_The exercise:_
Find the lines of data that contain the string "taken", then list them.

# # # # #

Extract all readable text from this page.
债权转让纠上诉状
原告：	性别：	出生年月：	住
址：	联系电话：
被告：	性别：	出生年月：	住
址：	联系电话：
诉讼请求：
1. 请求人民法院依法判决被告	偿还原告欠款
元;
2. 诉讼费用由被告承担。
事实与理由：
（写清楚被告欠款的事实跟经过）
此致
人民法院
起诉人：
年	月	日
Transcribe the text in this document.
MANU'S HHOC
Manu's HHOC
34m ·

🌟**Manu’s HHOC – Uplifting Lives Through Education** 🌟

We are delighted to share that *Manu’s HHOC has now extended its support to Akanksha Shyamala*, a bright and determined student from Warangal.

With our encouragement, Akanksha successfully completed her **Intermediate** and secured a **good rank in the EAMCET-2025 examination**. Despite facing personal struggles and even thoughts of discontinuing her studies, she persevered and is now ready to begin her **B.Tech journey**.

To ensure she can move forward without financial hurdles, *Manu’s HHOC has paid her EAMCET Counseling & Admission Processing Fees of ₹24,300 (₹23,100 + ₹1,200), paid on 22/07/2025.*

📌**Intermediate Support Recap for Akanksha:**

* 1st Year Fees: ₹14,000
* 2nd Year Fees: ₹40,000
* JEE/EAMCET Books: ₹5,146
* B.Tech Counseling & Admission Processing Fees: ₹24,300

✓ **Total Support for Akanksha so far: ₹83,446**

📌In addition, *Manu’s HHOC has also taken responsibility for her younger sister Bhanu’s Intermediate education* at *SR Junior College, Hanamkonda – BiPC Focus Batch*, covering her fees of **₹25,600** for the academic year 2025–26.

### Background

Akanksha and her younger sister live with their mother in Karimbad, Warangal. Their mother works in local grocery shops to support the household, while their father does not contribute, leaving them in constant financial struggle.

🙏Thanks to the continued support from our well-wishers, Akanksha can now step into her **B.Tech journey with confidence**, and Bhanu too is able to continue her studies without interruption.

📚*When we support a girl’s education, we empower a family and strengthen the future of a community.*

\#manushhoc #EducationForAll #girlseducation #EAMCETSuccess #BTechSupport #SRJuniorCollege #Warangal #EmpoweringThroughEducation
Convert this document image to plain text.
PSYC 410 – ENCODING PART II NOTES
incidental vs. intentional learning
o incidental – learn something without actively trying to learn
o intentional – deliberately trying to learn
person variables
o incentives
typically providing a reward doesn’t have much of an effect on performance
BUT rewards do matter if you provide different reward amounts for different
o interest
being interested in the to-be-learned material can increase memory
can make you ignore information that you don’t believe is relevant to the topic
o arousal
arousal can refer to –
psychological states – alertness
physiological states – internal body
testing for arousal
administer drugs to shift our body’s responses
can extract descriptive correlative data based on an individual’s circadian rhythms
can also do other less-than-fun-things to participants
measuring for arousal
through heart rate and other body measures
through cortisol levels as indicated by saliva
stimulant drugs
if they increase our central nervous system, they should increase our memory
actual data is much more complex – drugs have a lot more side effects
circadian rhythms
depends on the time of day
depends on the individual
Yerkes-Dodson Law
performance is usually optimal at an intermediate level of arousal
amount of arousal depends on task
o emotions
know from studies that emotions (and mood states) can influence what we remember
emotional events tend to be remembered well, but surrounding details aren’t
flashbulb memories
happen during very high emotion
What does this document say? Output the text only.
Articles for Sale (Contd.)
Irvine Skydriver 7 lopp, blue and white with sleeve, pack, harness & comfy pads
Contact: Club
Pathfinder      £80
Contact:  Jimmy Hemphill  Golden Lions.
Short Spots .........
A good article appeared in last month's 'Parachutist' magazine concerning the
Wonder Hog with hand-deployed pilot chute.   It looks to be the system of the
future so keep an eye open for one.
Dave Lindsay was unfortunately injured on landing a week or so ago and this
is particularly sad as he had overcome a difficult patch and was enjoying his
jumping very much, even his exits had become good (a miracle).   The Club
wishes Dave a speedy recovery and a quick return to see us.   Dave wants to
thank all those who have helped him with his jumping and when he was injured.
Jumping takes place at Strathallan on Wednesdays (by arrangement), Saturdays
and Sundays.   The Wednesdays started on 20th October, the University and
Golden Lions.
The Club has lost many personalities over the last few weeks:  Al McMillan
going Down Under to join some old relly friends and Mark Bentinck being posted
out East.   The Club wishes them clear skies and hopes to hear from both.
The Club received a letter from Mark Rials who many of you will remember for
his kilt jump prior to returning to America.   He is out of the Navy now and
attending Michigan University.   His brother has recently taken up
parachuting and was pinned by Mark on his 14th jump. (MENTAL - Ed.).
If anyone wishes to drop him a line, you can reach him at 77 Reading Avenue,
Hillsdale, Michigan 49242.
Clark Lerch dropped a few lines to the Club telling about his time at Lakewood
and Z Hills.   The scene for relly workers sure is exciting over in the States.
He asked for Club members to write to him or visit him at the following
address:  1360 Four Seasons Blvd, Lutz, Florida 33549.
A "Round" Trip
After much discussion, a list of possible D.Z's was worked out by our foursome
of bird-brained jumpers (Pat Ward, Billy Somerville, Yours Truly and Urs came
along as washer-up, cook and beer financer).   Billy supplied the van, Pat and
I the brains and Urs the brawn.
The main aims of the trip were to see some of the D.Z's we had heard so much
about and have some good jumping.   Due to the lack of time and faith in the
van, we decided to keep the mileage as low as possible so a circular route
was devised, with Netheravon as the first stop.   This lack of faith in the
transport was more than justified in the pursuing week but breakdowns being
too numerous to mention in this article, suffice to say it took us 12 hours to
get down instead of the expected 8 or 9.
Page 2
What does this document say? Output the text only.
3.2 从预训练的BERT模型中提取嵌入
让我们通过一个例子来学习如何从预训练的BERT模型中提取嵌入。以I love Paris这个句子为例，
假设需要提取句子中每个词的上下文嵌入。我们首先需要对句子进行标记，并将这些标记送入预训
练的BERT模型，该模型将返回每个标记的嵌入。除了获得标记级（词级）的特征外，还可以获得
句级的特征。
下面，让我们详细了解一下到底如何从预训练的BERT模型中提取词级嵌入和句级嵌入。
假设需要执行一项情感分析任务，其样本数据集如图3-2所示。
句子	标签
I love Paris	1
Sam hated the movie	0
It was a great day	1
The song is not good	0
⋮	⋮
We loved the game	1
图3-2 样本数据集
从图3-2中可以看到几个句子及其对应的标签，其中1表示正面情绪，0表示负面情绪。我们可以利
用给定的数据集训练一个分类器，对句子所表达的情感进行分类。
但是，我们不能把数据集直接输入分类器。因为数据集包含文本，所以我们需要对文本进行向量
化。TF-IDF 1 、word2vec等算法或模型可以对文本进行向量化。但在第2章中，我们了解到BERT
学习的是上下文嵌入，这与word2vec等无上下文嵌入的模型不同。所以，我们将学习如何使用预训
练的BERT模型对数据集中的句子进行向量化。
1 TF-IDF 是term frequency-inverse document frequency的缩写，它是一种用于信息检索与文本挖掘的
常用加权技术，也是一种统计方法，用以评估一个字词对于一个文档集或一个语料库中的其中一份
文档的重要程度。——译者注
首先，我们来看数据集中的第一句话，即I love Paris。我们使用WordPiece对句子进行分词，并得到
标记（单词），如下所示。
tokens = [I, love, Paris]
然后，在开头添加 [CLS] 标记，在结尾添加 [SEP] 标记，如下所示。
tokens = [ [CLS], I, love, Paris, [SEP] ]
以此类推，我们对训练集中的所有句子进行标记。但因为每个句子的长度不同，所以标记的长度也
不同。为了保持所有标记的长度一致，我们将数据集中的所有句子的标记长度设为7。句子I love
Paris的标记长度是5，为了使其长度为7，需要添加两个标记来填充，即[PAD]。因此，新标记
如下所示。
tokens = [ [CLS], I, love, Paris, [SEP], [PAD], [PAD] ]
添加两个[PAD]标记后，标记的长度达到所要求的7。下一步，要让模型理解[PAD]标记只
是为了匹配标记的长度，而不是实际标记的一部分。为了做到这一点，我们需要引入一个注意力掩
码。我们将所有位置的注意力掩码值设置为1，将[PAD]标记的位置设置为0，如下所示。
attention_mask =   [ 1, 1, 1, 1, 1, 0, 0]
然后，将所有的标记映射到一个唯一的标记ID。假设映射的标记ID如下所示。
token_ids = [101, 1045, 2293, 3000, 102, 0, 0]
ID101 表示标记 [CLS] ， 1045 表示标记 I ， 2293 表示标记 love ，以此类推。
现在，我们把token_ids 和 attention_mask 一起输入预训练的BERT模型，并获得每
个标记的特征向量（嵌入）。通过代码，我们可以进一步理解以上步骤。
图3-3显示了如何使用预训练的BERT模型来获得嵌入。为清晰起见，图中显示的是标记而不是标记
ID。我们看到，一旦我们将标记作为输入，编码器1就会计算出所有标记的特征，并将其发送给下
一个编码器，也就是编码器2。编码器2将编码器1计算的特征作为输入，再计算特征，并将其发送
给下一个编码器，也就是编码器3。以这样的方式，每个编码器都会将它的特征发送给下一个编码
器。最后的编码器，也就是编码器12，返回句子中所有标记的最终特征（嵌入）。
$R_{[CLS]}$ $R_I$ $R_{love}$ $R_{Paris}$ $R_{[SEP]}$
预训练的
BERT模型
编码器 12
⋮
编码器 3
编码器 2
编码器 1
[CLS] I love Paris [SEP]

# # # # #

_Task output:_
📌In addition, *Manu’s HHOC has also taken responsibility for her younger sister Bhanu’s Intermediate education* at *SR Junior College, Hanamkonda – BiPC Focus Batch*, covering her fees of **₹25,600** for the academic year 2025–26.
attending Michigan University.   His brother has recently taken up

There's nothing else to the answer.